> SET PROBLEM: Return the records that follow unaltered. Omit every picture.

(Stored data)
○ ○ ○ ○

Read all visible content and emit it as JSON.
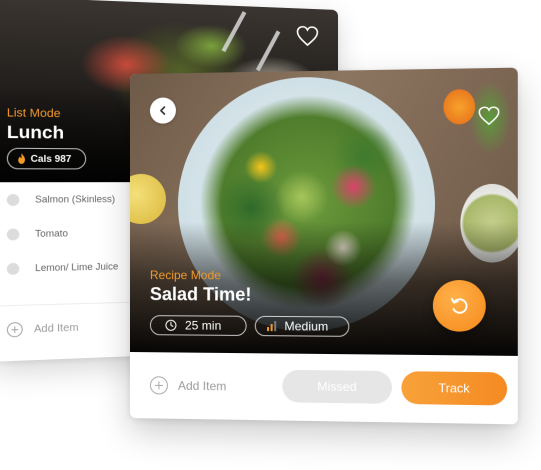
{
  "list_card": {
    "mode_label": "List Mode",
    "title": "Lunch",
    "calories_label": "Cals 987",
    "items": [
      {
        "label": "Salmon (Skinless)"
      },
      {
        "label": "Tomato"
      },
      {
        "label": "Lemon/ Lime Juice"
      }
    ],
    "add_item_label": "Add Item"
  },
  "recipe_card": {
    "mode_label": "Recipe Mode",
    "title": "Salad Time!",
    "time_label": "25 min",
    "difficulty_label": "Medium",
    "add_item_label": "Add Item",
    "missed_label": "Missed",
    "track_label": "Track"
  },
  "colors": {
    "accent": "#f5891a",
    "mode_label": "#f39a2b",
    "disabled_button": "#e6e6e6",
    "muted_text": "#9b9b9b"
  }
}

○ ○ ○ ○

> SOLUTION FOR THIS TASK:
Read all visible content and emit it as JSON.
{
  "list_card": {
    "mode_label": "List Mode",
    "title": "Lunch",
    "calories_label": "Cals 987",
    "items": [
      {
        "label": "Salmon (Skinless)"
      },
      {
        "label": "Tomato"
      },
      {
        "label": "Lemon/ Lime Juice"
      }
    ],
    "add_item_label": "Add Item"
  },
  "recipe_card": {
    "mode_label": "Recipe Mode",
    "title": "Salad Time!",
    "time_label": "25 min",
    "difficulty_label": "Medium",
    "add_item_label": "Add Item",
    "missed_label": "Missed",
    "track_label": "Track"
  },
  "colors": {
    "accent": "#f5891a",
    "mode_label": "#f39a2b",
    "disabled_button": "#e6e6e6",
    "muted_text": "#9b9b9b"
  }
}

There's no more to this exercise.